● **Given data**
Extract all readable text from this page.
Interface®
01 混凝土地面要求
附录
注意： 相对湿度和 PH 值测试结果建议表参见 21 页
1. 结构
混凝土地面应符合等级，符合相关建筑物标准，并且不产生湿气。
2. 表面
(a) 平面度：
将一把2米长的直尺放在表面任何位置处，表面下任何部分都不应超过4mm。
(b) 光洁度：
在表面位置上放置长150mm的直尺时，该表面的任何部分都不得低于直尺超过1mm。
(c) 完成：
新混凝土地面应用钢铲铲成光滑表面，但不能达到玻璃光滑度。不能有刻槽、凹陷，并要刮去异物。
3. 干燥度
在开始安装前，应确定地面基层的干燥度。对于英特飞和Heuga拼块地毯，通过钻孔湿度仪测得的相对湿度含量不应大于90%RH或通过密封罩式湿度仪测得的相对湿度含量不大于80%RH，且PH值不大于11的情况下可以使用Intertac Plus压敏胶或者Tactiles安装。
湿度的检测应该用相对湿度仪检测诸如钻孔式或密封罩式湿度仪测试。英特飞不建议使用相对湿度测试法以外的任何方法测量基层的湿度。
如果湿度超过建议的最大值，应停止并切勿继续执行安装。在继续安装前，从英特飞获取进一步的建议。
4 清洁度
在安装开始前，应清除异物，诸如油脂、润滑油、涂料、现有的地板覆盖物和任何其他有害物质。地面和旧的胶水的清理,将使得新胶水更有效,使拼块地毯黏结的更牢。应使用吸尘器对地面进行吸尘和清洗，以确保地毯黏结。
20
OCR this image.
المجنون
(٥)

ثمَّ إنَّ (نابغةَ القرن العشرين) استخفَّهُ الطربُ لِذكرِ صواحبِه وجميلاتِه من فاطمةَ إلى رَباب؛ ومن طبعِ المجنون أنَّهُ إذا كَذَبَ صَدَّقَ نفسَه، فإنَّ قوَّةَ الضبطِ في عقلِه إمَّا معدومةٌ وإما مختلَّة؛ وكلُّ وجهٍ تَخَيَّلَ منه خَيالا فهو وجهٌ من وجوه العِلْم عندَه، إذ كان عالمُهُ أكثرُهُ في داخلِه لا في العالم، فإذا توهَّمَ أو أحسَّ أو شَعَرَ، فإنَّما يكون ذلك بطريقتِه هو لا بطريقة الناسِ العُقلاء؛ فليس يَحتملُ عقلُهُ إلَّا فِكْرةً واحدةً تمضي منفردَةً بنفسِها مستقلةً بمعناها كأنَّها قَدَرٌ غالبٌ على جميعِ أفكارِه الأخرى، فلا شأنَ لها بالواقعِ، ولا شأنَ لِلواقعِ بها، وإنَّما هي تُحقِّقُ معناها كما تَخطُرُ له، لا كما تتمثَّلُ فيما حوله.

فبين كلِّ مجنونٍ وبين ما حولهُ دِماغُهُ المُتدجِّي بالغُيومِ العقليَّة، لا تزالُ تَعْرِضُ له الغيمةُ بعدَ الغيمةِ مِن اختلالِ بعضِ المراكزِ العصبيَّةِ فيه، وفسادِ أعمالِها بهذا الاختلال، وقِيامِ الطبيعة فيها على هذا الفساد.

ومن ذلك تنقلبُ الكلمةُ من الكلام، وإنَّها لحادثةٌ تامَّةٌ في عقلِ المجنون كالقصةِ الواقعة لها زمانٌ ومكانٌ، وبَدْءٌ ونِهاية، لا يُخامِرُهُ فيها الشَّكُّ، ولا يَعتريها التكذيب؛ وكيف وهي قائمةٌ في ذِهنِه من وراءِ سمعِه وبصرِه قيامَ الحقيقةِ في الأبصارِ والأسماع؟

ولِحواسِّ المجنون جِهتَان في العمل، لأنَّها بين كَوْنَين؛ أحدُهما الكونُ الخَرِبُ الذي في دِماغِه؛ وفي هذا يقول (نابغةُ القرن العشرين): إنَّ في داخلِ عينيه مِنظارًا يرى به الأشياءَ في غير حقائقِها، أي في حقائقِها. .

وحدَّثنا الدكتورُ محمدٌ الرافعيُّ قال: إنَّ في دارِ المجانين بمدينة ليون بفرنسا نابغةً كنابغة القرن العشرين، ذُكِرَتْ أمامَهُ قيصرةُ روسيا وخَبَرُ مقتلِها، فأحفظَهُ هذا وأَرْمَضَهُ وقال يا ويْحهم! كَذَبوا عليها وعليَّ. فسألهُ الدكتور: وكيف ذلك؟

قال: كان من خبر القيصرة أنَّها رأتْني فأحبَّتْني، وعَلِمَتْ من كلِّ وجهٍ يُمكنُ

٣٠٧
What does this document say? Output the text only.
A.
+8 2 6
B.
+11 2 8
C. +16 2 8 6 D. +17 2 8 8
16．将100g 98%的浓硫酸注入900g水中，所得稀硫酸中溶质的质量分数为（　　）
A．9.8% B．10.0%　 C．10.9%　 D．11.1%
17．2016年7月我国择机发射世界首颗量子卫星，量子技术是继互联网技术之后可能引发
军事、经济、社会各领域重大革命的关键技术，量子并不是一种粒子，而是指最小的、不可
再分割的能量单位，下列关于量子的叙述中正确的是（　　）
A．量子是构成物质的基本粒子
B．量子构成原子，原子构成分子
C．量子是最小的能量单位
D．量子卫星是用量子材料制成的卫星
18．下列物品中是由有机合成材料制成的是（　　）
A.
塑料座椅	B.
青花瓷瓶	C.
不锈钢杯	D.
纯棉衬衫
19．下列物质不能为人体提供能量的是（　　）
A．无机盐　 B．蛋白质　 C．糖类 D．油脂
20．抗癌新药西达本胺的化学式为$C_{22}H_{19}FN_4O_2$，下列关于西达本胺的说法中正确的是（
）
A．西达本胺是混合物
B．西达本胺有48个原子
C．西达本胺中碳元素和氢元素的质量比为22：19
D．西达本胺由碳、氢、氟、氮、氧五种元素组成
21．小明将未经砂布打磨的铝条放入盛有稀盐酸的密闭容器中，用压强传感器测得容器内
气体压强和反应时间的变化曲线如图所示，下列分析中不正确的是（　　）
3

● **What to work on**
Hand back the material above in full, exactly as written.

● **Reply**
Extract all readable text from this page.
Interface®
01 混凝土地面要求
附录
注意： 相对湿度和 PH 值测试结果建议表参见 21 页
1. 结构
混凝土地面应符合等级，符合相关建筑物标准，并且不产生湿气。
2. 表面
(a) 平面度：
将一把2米长的直尺放在表面任何位置处，表面下任何部分都不应超过4mm。
(b) 光洁度：
在表面位置上放置长150mm的直尺时，该表面的任何部分都不得低于直尺超过1mm。
(c) 完成：
新混凝土地面应用钢铲铲成光滑表面，但不能达到玻璃光滑度。不能有刻槽、凹陷，并要刮去异物。
3. 干燥度
在开始安装前，应确定地面基层的干燥度。对于英特飞和Heuga拼块地毯，通过钻孔湿度仪测得的相对湿度含量不应大于90%RH或通过密封罩式湿度仪测得的相对湿度含量不大于80%RH，且PH值不大于11的情况下可以使用Intertac Plus压敏胶或者Tactiles安装。
湿度的检测应该用相对湿度仪检测诸如钻孔式或密封罩式湿度仪测试。英特飞不建议使用相对湿度测试法以外的任何方法测量基层的湿度。
如果湿度超过建议的最大值，应停止并切勿继续执行安装。在继续安装前，从英特飞获取进一步的建议。
4 清洁度
在安装开始前，应清除异物，诸如油脂、润滑油、涂料、现有的地板覆盖物和任何其他有害物质。地面和旧的胶水的清理,将使得新胶水更有效,使拼块地毯黏结的更牢。应使用吸尘器对地面进行吸尘和清洗，以确保地毯黏结。
20
OCR this image.
المجنون
(٥)

ثمَّ إنَّ (نابغةَ القرن العشرين) استخفَّهُ الطربُ لِذكرِ صواحبِه وجميلاتِه من فاطمةَ إلى رَباب؛ ومن طبعِ المجنون أنَّهُ إذا كَذَبَ صَدَّقَ نفسَه، فإنَّ قوَّةَ الضبطِ في عقلِه إمَّا معدومةٌ وإما مختلَّة؛ وكلُّ وجهٍ تَخَيَّلَ منه خَيالا فهو وجهٌ من وجوه العِلْم عندَه، إذ كان عالمُهُ أكثرُهُ في داخلِه لا في العالم، فإذا توهَّمَ أو أحسَّ أو شَعَرَ، فإنَّما يكون ذلك بطريقتِه هو لا بطريقة الناسِ العُقلاء؛ فليس يَحتملُ عقلُهُ إلَّا فِكْرةً واحدةً تمضي منفردَةً بنفسِها مستقلةً بمعناها كأنَّها قَدَرٌ غالبٌ على جميعِ أفكارِه الأخرى، فلا شأنَ لها بالواقعِ، ولا شأنَ لِلواقعِ بها، وإنَّما هي تُحقِّقُ معناها كما تَخطُرُ له، لا كما تتمثَّلُ فيما حوله.

فبين كلِّ مجنونٍ وبين ما حولهُ دِماغُهُ المُتدجِّي بالغُيومِ العقليَّة، لا تزالُ تَعْرِضُ له الغيمةُ بعدَ الغيمةِ مِن اختلالِ بعضِ المراكزِ العصبيَّةِ فيه، وفسادِ أعمالِها بهذا الاختلال، وقِيامِ الطبيعة فيها على هذا الفساد.

ومن ذلك تنقلبُ الكلمةُ من الكلام، وإنَّها لحادثةٌ تامَّةٌ في عقلِ المجنون كالقصةِ الواقعة لها زمانٌ ومكانٌ، وبَدْءٌ ونِهاية، لا يُخامِرُهُ فيها الشَّكُّ، ولا يَعتريها التكذيب؛ وكيف وهي قائمةٌ في ذِهنِه من وراءِ سمعِه وبصرِه قيامَ الحقيقةِ في الأبصارِ والأسماع؟

ولِحواسِّ المجنون جِهتَان في العمل، لأنَّها بين كَوْنَين؛ أحدُهما الكونُ الخَرِبُ الذي في دِماغِه؛ وفي هذا يقول (نابغةُ القرن العشرين): إنَّ في داخلِ عينيه مِنظارًا يرى به الأشياءَ في غير حقائقِها، أي في حقائقِها. .

وحدَّثنا الدكتورُ محمدٌ الرافعيُّ قال: إنَّ في دارِ المجانين بمدينة ليون بفرنسا نابغةً كنابغة القرن العشرين، ذُكِرَتْ أمامَهُ قيصرةُ روسيا وخَبَرُ مقتلِها، فأحفظَهُ هذا وأَرْمَضَهُ وقال يا ويْحهم! كَذَبوا عليها وعليَّ. فسألهُ الدكتور: وكيف ذلك؟

قال: كان من خبر القيصرة أنَّها رأتْني فأحبَّتْني، وعَلِمَتْ من كلِّ وجهٍ يُمكنُ

٣٠٧
What does this document say? Output the text only.
A.
+8 2 6
B.
+11 2 8
C. +16 2 8 6 D. +17 2 8 8
16．将100g 98%的浓硫酸注入900g水中，所得稀硫酸中溶质的质量分数为（　　）
A．9.8% B．10.0%　 C．10.9%　 D．11.1%
17．2016年7月我国择机发射世界首颗量子卫星，量子技术是继互联网技术之后可能引发
军事、经济、社会各领域重大革命的关键技术，量子并不是一种粒子，而是指最小的、不可
再分割的能量单位，下列关于量子的叙述中正确的是（　　）
A．量子是构成物质的基本粒子
B．量子构成原子，原子构成分子
C．量子是最小的能量单位
D．量子卫星是用量子材料制成的卫星
18．下列物品中是由有机合成材料制成的是（　　）
A.
塑料座椅	B.
青花瓷瓶	C.
不锈钢杯	D.
纯棉衬衫
19．下列物质不能为人体提供能量的是（　　）
A．无机盐　 B．蛋白质　 C．糖类 D．油脂
20．抗癌新药西达本胺的化学式为$C_{22}H_{19}FN_4O_2$，下列关于西达本胺的说法中正确的是（
）
A．西达本胺是混合物
B．西达本胺有48个原子
C．西达本胺中碳元素和氢元素的质量比为22：19
D．西达本胺由碳、氢、氟、氮、氧五种元素组成
21．小明将未经砂布打磨的铝条放入盛有稀盐酸的密闭容器中，用压强传感器测得容器内
气体压强和反应时间的变化曲线如图所示，下列分析中不正确的是（　　）
3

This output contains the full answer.